(Data records)
▼▼▼

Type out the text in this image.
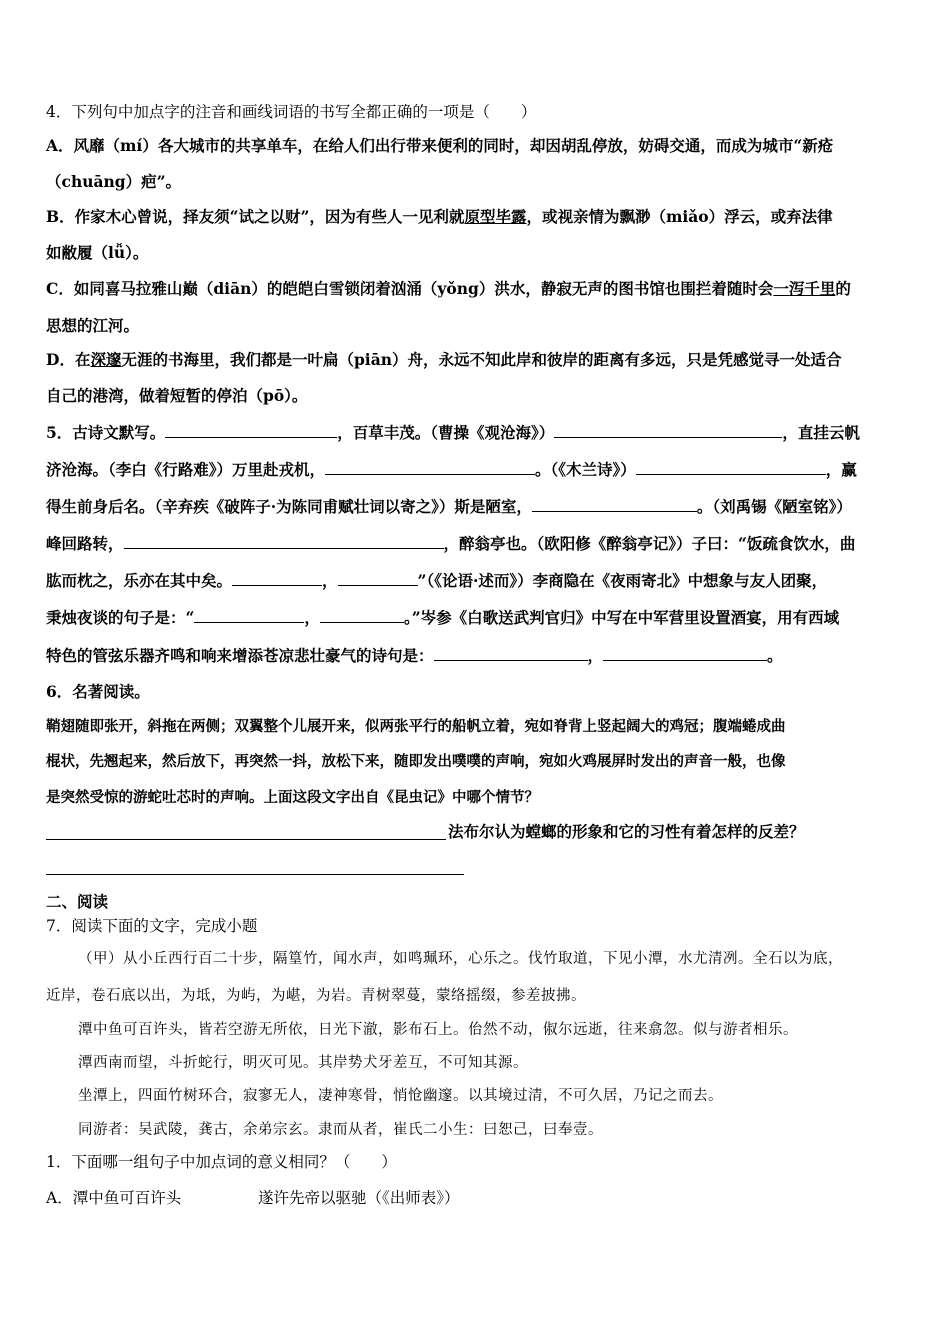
4．下列句中加点字的注音和画线词语的书写全都正确的一项是（　　）
A．风靡（mí）各大城市的共享单车，在给人们出行带来便利的同时，却因胡乱停放，妨碍交通，而成为城市“新疮
（chuāng）疤”。
B．作家木心曾说，择友须“试之以财”，因为有些人一见利就原型毕露，或视亲情为飘渺（miǎo）浮云，或弃法律
如敝履（lǚ）。
C．如同喜马拉雅山巅（diān）的皑皑白雪锁闭着汹涌（yǒng）洪水，静寂无声的图书馆也围拦着随时会一泻千里的
思想的江河。
D．在深邃无涯的书海里，我们都是一叶扁（piān）舟，永远不知此岸和彼岸的距离有多远，只是凭感觉寻一处适合
自己的港湾，做着短暂的停泊（pō）。
5．古诗文默写。	，百草丰茂。（曹操《观沧海》）	，直挂云帆
济沧海。（李白《行路难》）万里赴戎机，	。（《木兰诗》）	，赢
得生前身后名。（辛弃疾《破阵子·为陈同甫赋壮词以寄之》）斯是陋室，	。（刘禹锡《陋室铭》）
峰回路转，	，醉翁亭也。（欧阳修《醉翁亭记》）子曰：“饭疏食饮水，曲
肱而枕之，乐亦在其中矣。	，	”（《论语·述而》）李商隐在《夜雨寄北》中想象与友人团聚，
秉烛夜谈的句子是：“	，	。”岑参《白歌送武判官归》中写在中军营里设置酒宴，用有西域
特色的管弦乐器齐鸣和响来增添苍凉悲壮豪气的诗句是：	，	。
6．名著阅读。
鞘翅随即张开，斜拖在两侧；双翼整个儿展开来，似两张平行的船帆立着，宛如脊背上竖起阔大的鸡冠；腹端蜷成曲
棍状，先翘起来，然后放下，再突然一抖，放松下来，随即发出噗噗的声响，宛如火鸡展屏时发出的声音一般，也像
是突然受惊的游蛇吐芯时的声响。上面这段文字出自《昆虫记》中哪个情节？
法布尔认为螳螂的形象和它的习性有着怎样的反差？
二、阅读
7．阅读下面的文字，完成小题
（甲）从小丘西行百二十步，隔篁竹，闻水声，如鸣珮环，心乐之。伐竹取道，下见小潭，水尤清冽。全石以为底，
近岸，卷石底以出，为坻，为屿，为嵁，为岩。青树翠蔓，蒙络摇缀，参差披拂。
潭中鱼可百许头，皆若空游无所依，日光下澈，影布石上。佁然不动，俶尔远逝，往来翕忽。似与游者相乐。
潭西南而望，斗折蛇行，明灭可见。其岸势犬牙差互，不可知其源。
坐潭上，四面竹树环合，寂寥无人，凄神寒骨，悄怆幽邃。以其境过清，不可久居，乃记之而去。
同游者：吴武陵，龚古，余弟宗玄。隶而从者，崔氏二小生：曰恕己，曰奉壹。
1．下面哪一组句子中加点词的意义相同？（　　）
A．潭中鱼可百许头	遂许先帝以驱驰（《出师表》）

▲▲▲

Write the entries above out again exactly, but not the pictures.

Type out the text in this image.
4．下列句中加点字的注音和画线词语的书写全都正确的一项是（　　）
A．风靡（mí）各大城市的共享单车，在给人们出行带来便利的同时，却因胡乱停放，妨碍交通，而成为城市“新疮
（chuāng）疤”。
B．作家木心曾说，择友须“试之以财”，因为有些人一见利就原型毕露，或视亲情为飘渺（miǎo）浮云，或弃法律
如敝履（lǚ）。
C．如同喜马拉雅山巅（diān）的皑皑白雪锁闭着汹涌（yǒng）洪水，静寂无声的图书馆也围拦着随时会一泻千里的
思想的江河。
D．在深邃无涯的书海里，我们都是一叶扁（piān）舟，永远不知此岸和彼岸的距离有多远，只是凭感觉寻一处适合
自己的港湾，做着短暂的停泊（pō）。
5．古诗文默写。	，百草丰茂。（曹操《观沧海》）	，直挂云帆
济沧海。（李白《行路难》）万里赴戎机，	。（《木兰诗》）	，赢
得生前身后名。（辛弃疾《破阵子·为陈同甫赋壮词以寄之》）斯是陋室，	。（刘禹锡《陋室铭》）
峰回路转，	，醉翁亭也。（欧阳修《醉翁亭记》）子曰：“饭疏食饮水，曲
肱而枕之，乐亦在其中矣。	，	”（《论语·述而》）李商隐在《夜雨寄北》中想象与友人团聚，
秉烛夜谈的句子是：“	，	。”岑参《白歌送武判官归》中写在中军营里设置酒宴，用有西域
特色的管弦乐器齐鸣和响来增添苍凉悲壮豪气的诗句是：	，	。
6．名著阅读。
鞘翅随即张开，斜拖在两侧；双翼整个儿展开来，似两张平行的船帆立着，宛如脊背上竖起阔大的鸡冠；腹端蜷成曲
棍状，先翘起来，然后放下，再突然一抖，放松下来，随即发出噗噗的声响，宛如火鸡展屏时发出的声音一般，也像
是突然受惊的游蛇吐芯时的声响。上面这段文字出自《昆虫记》中哪个情节？
法布尔认为螳螂的形象和它的习性有着怎样的反差？
二、阅读
7．阅读下面的文字，完成小题
（甲）从小丘西行百二十步，隔篁竹，闻水声，如鸣珮环，心乐之。伐竹取道，下见小潭，水尤清冽。全石以为底，
近岸，卷石底以出，为坻，为屿，为嵁，为岩。青树翠蔓，蒙络摇缀，参差披拂。
潭中鱼可百许头，皆若空游无所依，日光下澈，影布石上。佁然不动，俶尔远逝，往来翕忽。似与游者相乐。
潭西南而望，斗折蛇行，明灭可见。其岸势犬牙差互，不可知其源。
坐潭上，四面竹树环合，寂寥无人，凄神寒骨，悄怆幽邃。以其境过清，不可久居，乃记之而去。
同游者：吴武陵，龚古，余弟宗玄。隶而从者，崔氏二小生：曰恕己，曰奉壹。
1．下面哪一组句子中加点词的意义相同？（　　）
A．潭中鱼可百许头	遂许先帝以驱驰（《出师表》）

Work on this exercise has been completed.